What to produce: Leave out the images; return the rest of the data exactly.
***
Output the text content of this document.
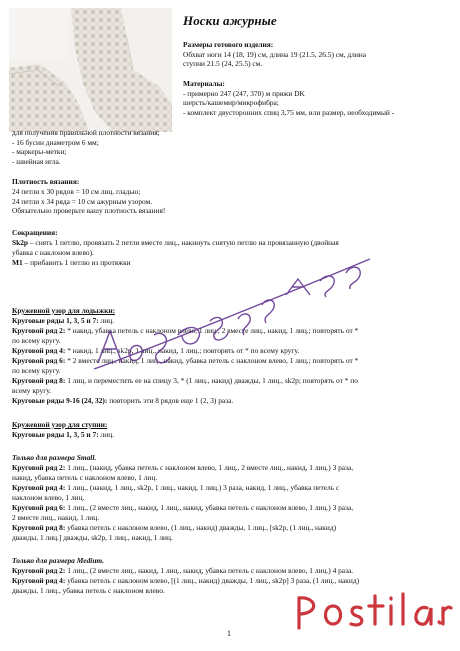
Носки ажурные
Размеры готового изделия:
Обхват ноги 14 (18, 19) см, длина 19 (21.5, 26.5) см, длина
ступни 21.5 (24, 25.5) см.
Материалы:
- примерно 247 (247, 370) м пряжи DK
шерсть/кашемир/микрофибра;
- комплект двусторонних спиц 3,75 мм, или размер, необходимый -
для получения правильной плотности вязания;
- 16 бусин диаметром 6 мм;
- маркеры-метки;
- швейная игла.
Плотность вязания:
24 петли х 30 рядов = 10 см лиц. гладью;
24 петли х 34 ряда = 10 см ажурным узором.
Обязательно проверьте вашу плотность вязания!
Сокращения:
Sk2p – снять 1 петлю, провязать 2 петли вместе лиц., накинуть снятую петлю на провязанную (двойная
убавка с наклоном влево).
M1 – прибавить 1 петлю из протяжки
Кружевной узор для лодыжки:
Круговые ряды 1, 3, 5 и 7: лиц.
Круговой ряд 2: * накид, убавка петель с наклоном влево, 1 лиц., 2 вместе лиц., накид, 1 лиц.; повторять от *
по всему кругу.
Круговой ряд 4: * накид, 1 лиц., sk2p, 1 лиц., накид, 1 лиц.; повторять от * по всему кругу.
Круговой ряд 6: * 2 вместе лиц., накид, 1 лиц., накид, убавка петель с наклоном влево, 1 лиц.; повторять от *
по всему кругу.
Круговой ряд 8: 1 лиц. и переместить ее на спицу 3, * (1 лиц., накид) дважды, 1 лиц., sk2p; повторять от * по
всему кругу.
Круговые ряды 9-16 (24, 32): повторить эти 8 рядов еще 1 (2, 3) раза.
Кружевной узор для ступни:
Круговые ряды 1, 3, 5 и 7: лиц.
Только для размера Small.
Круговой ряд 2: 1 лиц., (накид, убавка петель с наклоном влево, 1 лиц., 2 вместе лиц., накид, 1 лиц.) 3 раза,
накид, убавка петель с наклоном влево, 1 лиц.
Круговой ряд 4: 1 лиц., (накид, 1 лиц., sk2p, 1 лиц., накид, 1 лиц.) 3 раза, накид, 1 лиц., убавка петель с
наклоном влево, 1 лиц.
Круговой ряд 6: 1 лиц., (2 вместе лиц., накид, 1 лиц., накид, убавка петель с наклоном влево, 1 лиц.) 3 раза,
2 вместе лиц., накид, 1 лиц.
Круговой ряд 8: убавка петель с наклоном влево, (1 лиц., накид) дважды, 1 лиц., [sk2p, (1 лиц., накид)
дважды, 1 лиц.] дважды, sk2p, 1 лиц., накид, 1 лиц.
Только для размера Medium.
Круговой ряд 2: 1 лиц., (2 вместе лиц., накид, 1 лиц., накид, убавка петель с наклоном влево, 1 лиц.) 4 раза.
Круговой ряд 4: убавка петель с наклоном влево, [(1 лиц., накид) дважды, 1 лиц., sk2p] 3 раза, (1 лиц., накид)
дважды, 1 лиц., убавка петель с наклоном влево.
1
***
The solution:
Output the text content of this document.
Носки ажурные
Размеры готового изделия:
Обхват ноги 14 (18, 19) см, длина 19 (21.5, 26.5) см, длина
ступни 21.5 (24, 25.5) см.
Материалы:
- примерно 247 (247, 370) м пряжи DK
шерсть/кашемир/микрофибра;
- комплект двусторонних спиц 3,75 мм, или размер, необходимый -
для получения правильной плотности вязания;
- 16 бусин диаметром 6 мм;
- маркеры-метки;
- швейная игла.
Плотность вязания:
24 петли х 30 рядов = 10 см лиц. гладью;
24 петли х 34 ряда = 10 см ажурным узором.
Обязательно проверьте вашу плотность вязания!
Сокращения:
Sk2p – снять 1 петлю, провязать 2 петли вместе лиц., накинуть снятую петлю на провязанную (двойная
убавка с наклоном влево).
M1 – прибавить 1 петлю из протяжки
Кружевной узор для лодыжки:
Круговые ряды 1, 3, 5 и 7: лиц.
Круговой ряд 2: * накид, убавка петель с наклоном влево, 1 лиц., 2 вместе лиц., накид, 1 лиц.; повторять от *
по всему кругу.
Круговой ряд 4: * накид, 1 лиц., sk2p, 1 лиц., накид, 1 лиц.; повторять от * по всему кругу.
Круговой ряд 6: * 2 вместе лиц., накид, 1 лиц., накид, убавка петель с наклоном влево, 1 лиц.; повторять от *
по всему кругу.
Круговой ряд 8: 1 лиц. и переместить ее на спицу 3, * (1 лиц., накид) дважды, 1 лиц., sk2p; повторять от * по
всему кругу.
Круговые ряды 9-16 (24, 32): повторить эти 8 рядов еще 1 (2, 3) раза.
Кружевной узор для ступни:
Круговые ряды 1, 3, 5 и 7: лиц.
Только для размера Small.
Круговой ряд 2: 1 лиц., (накид, убавка петель с наклоном влево, 1 лиц., 2 вместе лиц., накид, 1 лиц.) 3 раза,
накид, убавка петель с наклоном влево, 1 лиц.
Круговой ряд 4: 1 лиц., (накид, 1 лиц., sk2p, 1 лиц., накид, 1 лиц.) 3 раза, накид, 1 лиц., убавка петель с
наклоном влево, 1 лиц.
Круговой ряд 6: 1 лиц., (2 вместе лиц., накид, 1 лиц., накид, убавка петель с наклоном влево, 1 лиц.) 3 раза,
2 вместе лиц., накид, 1 лиц.
Круговой ряд 8: убавка петель с наклоном влево, (1 лиц., накид) дважды, 1 лиц., [sk2p, (1 лиц., накид)
дважды, 1 лиц.] дважды, sk2p, 1 лиц., накид, 1 лиц.
Только для размера Medium.
Круговой ряд 2: 1 лиц., (2 вместе лиц., накид, 1 лиц., накид, убавка петель с наклоном влево, 1 лиц.) 4 раза.
Круговой ряд 4: убавка петель с наклоном влево, [(1 лиц., накид) дважды, 1 лиц., sk2p] 3 раза, (1 лиц., накид)
дважды, 1 лиц., убавка петель с наклоном влево.
1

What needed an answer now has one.